=== Directive 1 ===
Do the following statements agree with the passage on Winnie Mandela and wealth in South Africa? (a) Winnie Mandela was born in Bizana. (b) The report counted ten billionaires in US dollars. (c) South Africa ranks first in Africa by population. For each, answer yes or no and quote the deciding words.
=== Directive 2 ===
Which grounds of the triple oppression suffered by Black women in South Africa does the passage on Winnie Mandela and wealth in South Africa name? List all of them.
=== Directive 3 ===
Reproduce the passage on Winnie Mandela and wealth in South Africa word for word, starting with "South Africa, the" and going on through "country on the continent.".

=== Passage given ===
⁂

Having been born in Bizana and living her childhood there, Winnie Mandela knew the pain of poverty. However, she had a deep understanding of the interconnection between the apartheid system and that of poverty in South Africa. For her, the triple oppression suffered by Black women in South Africa, suffering because of their race, class and gender, was the reality brought about by the apartheid system.
It is to this struggle, the eradication of the triple oppression suffered by Black women, that Winnie Mandela sacrificed her life.
In the same week of her passing, AfrAsia Bank, together with New World Wealth, released its report on wealth in South Africa. The report, titled ‘South Africa Wealth Report’, detailed the amount of millionaires and billionaires, all in US dollars, their shopping and investment trends, their homes, among others.
South Africa, the report detailed, had 43 600 US dollar millionaires living within its borders. There are five billionaires, again in US dollars. This means that there are less than forty-four thousand people in South Africa who have net assets worth approximately just under twelve million Rands. At the same time, there are about 2 200 ‘multi-millionaires’, that is individuals who possess net assets worth just under R120 million. To have qualified as a billionaire, one would have had to have net assets in the region of R12 billion.
The report details wealth trends in South Africa over the last decade while highlighting that the country remains the “most advanced and richest” on the continent. While only appearing fifth on the African list of the most populous countries and ninth in terms of land mass, South Africa has twice as many millionaires as any other country on the continent.

⁂

=== Supplied entries ===
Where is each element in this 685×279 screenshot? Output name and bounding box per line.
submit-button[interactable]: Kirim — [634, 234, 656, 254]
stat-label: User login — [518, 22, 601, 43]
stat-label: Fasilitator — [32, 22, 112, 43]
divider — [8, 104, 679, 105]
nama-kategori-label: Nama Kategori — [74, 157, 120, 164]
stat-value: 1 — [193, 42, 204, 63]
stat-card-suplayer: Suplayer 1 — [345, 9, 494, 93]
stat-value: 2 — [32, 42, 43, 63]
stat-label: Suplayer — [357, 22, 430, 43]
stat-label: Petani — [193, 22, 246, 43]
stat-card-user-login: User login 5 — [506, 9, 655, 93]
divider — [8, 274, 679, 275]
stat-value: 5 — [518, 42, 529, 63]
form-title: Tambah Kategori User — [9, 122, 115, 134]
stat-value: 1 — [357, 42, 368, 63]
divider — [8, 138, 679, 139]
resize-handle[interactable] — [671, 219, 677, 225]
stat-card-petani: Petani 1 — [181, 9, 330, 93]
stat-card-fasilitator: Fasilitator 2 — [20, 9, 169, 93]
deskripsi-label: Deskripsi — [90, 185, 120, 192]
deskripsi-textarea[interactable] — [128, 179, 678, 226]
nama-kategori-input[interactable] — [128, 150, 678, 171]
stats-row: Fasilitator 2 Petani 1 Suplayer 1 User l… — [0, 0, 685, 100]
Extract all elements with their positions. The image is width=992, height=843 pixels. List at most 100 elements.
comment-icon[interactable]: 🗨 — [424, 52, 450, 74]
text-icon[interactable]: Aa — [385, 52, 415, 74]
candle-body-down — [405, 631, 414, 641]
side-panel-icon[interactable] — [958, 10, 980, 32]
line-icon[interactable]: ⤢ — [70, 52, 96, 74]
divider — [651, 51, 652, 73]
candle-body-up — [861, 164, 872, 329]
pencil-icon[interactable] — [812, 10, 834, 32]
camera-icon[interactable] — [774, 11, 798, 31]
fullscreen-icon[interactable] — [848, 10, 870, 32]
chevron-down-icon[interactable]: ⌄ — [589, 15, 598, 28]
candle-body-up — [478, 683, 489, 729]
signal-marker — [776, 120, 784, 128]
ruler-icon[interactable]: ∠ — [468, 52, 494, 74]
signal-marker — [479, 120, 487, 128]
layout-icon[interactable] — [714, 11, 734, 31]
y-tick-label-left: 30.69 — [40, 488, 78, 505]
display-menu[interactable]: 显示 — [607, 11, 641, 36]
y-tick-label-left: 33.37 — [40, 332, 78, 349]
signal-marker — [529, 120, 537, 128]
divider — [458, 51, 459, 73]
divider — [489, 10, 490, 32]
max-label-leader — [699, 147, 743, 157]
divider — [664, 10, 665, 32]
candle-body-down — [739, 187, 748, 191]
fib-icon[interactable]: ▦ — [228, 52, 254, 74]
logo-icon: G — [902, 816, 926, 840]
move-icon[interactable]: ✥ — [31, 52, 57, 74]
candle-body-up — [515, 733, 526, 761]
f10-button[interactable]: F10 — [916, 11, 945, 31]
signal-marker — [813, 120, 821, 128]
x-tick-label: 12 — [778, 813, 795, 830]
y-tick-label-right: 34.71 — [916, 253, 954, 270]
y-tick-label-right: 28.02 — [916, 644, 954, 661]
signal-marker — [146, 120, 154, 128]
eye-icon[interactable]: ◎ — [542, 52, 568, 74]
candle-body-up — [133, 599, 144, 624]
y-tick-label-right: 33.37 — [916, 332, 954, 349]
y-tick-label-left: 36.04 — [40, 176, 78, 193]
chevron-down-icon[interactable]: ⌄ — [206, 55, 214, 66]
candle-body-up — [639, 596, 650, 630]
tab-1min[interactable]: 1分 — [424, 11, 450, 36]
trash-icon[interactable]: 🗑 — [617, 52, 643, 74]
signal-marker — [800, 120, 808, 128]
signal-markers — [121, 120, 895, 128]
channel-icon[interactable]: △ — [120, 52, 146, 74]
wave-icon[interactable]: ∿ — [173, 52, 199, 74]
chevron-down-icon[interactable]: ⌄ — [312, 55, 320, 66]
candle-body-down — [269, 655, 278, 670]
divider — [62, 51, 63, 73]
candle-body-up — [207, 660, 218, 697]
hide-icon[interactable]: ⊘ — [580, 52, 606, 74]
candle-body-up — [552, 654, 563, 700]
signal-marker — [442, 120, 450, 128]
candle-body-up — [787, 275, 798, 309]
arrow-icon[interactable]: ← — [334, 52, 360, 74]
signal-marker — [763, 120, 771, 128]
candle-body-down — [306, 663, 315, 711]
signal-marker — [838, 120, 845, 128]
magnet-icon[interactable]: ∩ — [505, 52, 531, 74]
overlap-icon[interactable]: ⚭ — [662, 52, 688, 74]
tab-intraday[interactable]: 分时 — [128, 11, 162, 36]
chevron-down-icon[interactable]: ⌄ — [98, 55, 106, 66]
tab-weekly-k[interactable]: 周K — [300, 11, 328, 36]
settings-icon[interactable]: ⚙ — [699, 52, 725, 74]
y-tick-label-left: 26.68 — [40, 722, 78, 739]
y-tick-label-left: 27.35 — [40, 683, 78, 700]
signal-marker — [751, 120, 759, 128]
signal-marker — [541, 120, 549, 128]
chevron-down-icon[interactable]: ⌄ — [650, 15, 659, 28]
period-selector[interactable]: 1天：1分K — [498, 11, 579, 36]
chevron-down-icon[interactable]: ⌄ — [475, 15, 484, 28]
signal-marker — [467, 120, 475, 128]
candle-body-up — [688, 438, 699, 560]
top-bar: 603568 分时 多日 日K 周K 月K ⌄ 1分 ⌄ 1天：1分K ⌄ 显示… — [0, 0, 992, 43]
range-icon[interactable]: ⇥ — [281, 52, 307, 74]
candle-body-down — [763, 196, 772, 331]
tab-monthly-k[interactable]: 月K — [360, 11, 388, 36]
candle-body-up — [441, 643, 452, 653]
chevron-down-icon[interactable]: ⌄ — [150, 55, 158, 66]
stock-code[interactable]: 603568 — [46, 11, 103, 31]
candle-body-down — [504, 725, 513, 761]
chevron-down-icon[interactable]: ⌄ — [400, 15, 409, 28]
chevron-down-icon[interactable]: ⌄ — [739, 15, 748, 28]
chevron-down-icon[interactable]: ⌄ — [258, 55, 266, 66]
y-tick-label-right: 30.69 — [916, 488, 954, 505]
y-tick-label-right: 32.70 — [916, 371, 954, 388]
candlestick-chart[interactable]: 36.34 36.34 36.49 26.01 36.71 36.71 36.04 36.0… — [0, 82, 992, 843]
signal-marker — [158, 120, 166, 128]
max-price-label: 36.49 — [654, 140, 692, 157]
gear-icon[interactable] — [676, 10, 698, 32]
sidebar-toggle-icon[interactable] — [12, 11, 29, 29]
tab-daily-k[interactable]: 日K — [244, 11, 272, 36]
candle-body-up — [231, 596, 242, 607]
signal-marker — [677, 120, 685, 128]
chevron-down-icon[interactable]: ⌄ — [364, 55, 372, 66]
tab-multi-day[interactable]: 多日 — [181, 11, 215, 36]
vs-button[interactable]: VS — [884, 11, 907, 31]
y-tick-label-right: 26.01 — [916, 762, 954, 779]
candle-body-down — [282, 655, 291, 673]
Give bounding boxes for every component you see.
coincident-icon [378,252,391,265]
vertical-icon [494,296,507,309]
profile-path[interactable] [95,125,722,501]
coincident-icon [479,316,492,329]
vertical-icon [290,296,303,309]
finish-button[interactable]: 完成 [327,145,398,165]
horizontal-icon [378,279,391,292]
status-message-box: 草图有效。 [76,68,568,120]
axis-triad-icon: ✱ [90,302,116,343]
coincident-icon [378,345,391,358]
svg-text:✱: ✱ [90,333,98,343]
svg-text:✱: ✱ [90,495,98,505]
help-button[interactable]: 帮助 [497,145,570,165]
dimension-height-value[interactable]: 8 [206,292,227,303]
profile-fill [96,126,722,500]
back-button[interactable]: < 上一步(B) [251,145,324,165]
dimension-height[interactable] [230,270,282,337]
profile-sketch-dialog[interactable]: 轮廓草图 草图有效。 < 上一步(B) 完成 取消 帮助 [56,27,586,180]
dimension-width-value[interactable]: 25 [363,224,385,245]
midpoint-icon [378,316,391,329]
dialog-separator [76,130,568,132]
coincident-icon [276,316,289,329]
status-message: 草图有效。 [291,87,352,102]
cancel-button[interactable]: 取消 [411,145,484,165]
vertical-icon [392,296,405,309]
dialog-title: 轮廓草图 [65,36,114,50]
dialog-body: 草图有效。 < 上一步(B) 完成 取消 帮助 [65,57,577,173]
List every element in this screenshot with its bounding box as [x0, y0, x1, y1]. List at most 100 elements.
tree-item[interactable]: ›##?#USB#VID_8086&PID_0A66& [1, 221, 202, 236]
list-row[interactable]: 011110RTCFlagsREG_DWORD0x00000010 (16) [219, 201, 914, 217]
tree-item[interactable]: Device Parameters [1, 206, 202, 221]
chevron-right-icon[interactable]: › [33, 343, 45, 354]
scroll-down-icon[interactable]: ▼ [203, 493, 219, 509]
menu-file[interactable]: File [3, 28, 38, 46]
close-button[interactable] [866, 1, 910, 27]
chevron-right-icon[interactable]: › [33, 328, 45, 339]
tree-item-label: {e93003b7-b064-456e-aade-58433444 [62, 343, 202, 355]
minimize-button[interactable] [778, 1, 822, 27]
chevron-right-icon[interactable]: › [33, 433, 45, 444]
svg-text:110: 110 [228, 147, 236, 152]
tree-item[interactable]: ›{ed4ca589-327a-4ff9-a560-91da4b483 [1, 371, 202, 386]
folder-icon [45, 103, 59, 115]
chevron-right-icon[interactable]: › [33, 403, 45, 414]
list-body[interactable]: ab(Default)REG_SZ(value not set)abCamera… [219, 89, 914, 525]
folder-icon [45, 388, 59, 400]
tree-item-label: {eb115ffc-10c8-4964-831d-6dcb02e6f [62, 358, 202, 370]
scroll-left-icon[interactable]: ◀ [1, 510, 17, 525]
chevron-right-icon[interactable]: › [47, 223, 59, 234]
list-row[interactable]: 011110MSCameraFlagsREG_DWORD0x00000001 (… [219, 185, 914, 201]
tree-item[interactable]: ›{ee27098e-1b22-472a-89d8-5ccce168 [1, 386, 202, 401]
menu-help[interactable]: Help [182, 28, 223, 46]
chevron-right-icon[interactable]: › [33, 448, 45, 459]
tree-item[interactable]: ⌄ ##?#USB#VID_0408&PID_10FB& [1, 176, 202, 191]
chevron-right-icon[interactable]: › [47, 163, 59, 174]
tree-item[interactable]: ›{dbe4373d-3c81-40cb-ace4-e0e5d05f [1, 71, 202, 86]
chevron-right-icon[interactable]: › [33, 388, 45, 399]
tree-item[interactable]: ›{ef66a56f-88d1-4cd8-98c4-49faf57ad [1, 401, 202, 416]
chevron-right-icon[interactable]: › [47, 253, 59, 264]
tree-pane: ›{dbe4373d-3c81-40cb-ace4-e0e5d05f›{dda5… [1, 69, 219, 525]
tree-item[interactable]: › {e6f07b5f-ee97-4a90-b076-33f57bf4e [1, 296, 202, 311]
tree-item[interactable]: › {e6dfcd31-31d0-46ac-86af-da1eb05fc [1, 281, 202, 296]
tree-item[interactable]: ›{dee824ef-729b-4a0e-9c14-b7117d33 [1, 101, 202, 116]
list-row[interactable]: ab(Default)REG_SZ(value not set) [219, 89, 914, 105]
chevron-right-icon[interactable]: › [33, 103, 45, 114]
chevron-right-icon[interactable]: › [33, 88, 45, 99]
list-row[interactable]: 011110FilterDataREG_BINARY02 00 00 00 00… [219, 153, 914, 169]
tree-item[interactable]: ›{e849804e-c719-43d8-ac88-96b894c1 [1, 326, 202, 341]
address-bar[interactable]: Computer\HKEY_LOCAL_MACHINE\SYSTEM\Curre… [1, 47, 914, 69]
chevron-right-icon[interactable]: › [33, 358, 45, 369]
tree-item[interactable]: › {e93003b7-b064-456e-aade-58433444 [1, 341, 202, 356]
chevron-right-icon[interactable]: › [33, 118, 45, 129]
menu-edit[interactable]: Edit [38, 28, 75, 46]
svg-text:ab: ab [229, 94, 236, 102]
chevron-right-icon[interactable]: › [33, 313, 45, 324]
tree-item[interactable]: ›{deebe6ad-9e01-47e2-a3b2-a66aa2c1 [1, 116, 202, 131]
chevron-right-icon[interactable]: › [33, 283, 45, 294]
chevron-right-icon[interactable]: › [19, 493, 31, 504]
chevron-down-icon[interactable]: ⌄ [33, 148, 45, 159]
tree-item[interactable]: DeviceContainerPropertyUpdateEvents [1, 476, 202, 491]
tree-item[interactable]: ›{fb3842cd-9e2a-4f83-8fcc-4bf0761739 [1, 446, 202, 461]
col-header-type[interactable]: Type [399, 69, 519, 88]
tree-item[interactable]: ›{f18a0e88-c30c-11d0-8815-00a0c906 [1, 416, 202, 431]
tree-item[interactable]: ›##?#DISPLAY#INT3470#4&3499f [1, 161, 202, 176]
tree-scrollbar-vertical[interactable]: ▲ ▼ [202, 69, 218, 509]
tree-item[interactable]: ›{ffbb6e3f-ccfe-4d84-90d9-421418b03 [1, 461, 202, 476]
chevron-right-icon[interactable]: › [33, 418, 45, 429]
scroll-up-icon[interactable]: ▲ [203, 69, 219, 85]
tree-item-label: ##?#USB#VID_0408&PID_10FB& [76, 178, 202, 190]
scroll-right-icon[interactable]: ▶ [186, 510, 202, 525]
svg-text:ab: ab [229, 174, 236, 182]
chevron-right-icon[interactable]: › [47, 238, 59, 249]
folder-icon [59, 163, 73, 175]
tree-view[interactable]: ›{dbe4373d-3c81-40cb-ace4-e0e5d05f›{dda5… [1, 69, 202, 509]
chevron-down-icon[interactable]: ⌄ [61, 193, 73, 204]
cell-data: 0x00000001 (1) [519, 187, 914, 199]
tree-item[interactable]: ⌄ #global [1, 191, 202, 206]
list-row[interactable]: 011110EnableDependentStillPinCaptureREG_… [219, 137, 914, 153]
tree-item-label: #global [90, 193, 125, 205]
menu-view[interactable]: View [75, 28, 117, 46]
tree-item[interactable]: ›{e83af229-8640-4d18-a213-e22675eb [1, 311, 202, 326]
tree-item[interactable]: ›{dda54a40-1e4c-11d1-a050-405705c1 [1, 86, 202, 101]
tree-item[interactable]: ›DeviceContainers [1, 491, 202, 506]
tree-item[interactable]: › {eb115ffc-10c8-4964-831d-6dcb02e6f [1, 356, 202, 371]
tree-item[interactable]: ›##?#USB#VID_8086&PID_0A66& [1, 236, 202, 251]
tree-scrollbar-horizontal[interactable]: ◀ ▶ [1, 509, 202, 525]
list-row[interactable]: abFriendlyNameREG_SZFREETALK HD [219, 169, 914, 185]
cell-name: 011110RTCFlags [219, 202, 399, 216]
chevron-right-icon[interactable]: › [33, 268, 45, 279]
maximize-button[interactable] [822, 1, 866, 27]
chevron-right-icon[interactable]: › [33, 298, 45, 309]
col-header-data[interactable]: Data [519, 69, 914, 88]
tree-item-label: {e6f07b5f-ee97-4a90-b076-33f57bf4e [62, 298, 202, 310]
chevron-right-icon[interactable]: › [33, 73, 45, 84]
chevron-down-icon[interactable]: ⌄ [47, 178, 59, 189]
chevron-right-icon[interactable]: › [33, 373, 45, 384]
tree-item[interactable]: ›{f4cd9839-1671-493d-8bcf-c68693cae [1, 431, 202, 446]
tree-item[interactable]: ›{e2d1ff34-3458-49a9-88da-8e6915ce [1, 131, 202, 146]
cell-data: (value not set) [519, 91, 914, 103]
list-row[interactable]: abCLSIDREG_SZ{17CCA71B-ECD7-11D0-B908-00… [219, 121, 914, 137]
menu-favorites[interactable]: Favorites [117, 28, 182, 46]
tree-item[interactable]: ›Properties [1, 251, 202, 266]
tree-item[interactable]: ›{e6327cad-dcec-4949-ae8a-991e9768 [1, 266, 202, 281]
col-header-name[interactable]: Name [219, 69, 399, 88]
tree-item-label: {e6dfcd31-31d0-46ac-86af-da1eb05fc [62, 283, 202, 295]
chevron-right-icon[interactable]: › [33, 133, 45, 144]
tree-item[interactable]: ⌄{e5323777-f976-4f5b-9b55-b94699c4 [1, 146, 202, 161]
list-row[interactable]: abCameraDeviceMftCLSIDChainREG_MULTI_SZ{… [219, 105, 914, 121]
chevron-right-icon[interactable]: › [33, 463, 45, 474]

⁂

=== Worked answer 1 ===
(a) Yes: "Having been born in Bizana"
(b) No: "There are five billionaires, again in US dollars."
(c) No: "only appearing fifth on the African list of the most populous countries"

=== Worked answer 2 ===
Race, class, gender

=== Worked answer 3 ===
South Africa, the report detailed, had 43 600 US dollar millionaires living within its borders. There are five billionaires, again in US dollars. This means that there are less than forty-four thousand people in South Africa who have net assets worth approximately just under twelve million Rands. At the same time, there are about 2 200 ‘multi-millionaires’, that is individuals who possess net assets worth just under R120 million. To have qualified as a billionaire, one would have had to have net assets in the region of R12 billion.
The report details wealth trends in South Africa over the last decade while highlighting that the country remains the “most advanced and richest” on the continent. While only appearing fifth on the African list of the most populous countries and ninth in terms of land mass, South Africa has twice as many millionaires as any other country on the continent.